> **Problem statement**
Find all lines in the records that include the word "image", and copy them out.

> **Given data**

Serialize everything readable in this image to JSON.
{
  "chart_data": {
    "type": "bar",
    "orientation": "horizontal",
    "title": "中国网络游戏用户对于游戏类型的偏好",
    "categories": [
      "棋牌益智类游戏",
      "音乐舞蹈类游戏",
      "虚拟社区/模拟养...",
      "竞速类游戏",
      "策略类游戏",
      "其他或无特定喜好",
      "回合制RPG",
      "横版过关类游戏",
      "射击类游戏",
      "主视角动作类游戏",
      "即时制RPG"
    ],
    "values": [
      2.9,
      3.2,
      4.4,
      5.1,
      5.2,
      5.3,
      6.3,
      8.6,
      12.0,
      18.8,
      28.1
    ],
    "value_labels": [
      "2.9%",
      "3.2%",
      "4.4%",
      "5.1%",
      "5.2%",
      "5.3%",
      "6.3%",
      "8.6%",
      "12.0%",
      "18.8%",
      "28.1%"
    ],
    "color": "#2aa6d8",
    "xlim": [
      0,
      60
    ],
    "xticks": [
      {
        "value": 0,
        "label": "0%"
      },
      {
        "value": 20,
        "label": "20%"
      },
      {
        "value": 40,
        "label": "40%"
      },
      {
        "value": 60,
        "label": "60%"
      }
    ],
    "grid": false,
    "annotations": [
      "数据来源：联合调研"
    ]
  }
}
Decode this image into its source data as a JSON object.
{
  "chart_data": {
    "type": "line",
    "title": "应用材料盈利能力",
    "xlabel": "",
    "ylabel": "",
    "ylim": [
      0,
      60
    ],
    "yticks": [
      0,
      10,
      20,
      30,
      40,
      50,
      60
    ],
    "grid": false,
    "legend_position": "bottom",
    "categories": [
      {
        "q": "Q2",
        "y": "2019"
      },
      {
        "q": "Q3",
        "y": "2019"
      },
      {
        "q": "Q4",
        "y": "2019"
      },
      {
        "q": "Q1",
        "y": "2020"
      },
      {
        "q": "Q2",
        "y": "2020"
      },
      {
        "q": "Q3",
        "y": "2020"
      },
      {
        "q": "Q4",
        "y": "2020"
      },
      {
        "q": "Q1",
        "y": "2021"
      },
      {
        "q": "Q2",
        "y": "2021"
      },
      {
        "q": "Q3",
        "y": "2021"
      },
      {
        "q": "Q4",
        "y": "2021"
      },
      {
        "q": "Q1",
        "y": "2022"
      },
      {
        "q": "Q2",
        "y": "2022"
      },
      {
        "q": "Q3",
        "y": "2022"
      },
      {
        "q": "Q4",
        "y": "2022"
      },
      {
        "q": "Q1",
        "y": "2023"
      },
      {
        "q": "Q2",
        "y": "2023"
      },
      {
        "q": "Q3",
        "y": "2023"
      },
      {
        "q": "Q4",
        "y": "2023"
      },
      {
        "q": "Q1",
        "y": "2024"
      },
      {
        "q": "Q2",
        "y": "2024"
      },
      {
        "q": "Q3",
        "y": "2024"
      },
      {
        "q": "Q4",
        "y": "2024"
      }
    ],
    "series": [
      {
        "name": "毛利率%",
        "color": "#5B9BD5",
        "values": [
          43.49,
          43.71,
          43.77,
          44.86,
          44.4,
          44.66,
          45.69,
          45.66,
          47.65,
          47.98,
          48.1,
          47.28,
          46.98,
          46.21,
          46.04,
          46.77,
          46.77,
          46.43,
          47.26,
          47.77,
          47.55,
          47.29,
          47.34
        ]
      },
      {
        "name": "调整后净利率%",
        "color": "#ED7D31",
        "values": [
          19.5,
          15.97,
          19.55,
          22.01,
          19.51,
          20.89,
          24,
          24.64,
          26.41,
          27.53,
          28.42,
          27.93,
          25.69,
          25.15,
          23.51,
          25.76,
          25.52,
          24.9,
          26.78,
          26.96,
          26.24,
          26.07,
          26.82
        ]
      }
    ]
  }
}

> **Solution**
Serialize everything readable in this image to JSON.
Decode this image into its source data as a JSON object.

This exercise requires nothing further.